# Would this work??



## fishofury (May 10, 2003)




----------



## thoroughbred (Mar 14, 2003)

ur going to do what u want anyway but as far as the blacks go unless u have a 500 rhoms will not live tohether and thats just 2 of them 10 rhoms in anything less than 10,000 wouldnt work but let us see the carnage hope ur ready to lose money black rhoms will not schoal it wont happen they will die well some of them gold spilos are hard as hell to schoal but can be down but i think 10 in 250 is too much maybe 5 but the black rhom thing i repeat will not work!!!!!!!!!!!!!!!!!!!!!!!!!!!!!!!!!!!!!!!!!!!!!!!!!!!!!!!!!!!!!!!!!!!!!!!!!!!!!!


----------



## thoroughbred (Mar 14, 2003)

5 or 10 black rhoms doesnt matter wont work eventually u will have deaths multiple deaths


----------



## Young Gotti (Jan 29, 2003)

There is no such thing as gold Rhoms.


----------



## InSinUAsian (Jan 3, 2003)

### INSTRUCTION 1
Answer these questions about the forum thread:
(a) In thoroughbred's first post, in a tank of less than what size would 10 rhoms not work?
(b) According to Young Gotti, what is there no such thing as?
(c) In thoroughbred's second post, what will eventually happen to 5 or 10 black rhoms?
### INSTRUCTION 2
Set down the passage of the forum thread from "5 or 10 black" up to and including "as gold Rhoms.", copying every character without change.
The listings placed after this forum thread come from a separate source.

Element and region listings
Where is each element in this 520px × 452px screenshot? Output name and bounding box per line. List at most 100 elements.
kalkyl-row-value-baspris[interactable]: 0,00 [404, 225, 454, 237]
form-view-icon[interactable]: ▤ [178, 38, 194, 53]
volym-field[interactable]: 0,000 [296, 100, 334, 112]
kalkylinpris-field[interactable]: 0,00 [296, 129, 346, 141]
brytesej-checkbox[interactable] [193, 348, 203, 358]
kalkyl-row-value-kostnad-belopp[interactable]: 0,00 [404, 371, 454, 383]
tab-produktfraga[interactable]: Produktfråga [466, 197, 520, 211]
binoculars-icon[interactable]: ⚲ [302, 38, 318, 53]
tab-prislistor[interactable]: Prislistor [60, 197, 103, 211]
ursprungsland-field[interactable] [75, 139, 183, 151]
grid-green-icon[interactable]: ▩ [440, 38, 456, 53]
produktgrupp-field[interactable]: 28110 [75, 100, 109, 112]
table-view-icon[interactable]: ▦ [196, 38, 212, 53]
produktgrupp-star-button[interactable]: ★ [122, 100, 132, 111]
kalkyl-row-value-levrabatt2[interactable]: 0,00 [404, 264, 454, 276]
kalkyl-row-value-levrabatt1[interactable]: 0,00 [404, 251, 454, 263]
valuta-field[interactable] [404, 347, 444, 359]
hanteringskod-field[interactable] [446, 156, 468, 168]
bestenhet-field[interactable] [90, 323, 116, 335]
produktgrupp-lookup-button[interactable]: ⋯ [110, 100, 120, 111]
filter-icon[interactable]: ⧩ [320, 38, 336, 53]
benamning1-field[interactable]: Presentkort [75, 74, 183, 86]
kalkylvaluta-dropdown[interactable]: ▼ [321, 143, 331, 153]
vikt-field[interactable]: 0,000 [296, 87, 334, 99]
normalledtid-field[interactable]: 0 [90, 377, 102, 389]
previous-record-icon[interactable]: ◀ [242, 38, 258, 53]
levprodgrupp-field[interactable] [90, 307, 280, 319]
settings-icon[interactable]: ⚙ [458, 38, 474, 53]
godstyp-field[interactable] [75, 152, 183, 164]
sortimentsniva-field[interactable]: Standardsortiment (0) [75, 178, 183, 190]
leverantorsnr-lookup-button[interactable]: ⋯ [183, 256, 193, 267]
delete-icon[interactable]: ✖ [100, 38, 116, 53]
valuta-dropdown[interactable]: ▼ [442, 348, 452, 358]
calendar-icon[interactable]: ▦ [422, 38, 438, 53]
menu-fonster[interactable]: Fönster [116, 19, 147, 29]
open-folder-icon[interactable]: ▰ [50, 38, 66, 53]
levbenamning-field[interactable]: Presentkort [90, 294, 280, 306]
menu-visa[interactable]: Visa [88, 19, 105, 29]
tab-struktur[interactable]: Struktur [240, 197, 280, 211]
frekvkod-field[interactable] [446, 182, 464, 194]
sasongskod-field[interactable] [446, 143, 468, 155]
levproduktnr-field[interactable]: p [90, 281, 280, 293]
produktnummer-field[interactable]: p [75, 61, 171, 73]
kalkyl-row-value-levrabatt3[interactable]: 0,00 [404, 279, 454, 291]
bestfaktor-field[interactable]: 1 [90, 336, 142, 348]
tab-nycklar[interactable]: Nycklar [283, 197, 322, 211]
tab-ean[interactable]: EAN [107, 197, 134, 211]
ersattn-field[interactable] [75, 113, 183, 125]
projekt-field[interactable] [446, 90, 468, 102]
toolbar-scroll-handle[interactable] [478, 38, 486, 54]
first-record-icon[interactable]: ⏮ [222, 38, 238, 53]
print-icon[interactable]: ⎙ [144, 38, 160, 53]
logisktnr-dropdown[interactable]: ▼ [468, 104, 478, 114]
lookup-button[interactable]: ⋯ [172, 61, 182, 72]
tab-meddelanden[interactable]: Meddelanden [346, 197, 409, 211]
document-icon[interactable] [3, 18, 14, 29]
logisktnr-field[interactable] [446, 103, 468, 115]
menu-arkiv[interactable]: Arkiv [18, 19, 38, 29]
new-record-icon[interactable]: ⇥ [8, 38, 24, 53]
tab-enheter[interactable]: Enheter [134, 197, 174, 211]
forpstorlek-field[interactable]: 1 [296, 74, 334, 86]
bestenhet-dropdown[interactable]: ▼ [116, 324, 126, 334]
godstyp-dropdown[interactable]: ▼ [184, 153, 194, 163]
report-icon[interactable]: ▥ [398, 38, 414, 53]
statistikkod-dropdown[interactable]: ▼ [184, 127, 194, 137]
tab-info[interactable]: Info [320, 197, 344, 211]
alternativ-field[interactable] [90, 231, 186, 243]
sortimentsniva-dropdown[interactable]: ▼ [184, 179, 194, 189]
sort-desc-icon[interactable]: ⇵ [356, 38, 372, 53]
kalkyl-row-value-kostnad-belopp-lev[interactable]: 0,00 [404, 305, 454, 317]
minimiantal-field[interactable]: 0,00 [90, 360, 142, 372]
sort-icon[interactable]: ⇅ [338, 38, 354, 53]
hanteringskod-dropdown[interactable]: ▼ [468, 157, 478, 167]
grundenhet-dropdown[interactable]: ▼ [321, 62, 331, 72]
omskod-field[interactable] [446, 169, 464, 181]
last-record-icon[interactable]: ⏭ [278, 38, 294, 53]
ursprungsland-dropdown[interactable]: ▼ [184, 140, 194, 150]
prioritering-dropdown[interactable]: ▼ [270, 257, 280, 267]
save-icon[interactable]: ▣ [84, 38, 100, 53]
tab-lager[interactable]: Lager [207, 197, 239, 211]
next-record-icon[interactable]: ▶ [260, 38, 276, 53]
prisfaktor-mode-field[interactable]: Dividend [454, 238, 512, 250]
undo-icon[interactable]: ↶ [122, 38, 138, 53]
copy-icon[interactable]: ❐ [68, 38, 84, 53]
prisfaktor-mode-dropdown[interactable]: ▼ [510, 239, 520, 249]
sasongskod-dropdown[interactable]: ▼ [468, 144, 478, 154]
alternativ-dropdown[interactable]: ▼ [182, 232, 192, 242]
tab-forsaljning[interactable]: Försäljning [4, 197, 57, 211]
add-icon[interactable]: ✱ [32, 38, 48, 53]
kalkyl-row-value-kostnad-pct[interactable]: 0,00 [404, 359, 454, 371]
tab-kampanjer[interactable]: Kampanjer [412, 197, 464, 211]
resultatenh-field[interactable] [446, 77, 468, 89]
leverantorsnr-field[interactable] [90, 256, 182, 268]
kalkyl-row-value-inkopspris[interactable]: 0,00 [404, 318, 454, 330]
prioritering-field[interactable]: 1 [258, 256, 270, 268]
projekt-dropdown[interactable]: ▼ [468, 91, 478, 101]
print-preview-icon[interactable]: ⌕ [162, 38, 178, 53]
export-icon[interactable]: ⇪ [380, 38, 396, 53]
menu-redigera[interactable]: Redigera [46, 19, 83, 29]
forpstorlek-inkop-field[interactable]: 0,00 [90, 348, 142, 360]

### WRITTEN REPLY 1
(a) 10,000
(b) Gold Rhoms
(c) There will be deaths, multiple deaths.

### WRITTEN REPLY 2
5 or 10 black rhoms doesnt matter wont work eventually u will have deaths multiple deaths


----------



## Young Gotti (Jan 29, 2003)

There is no such thing as gold Rhoms.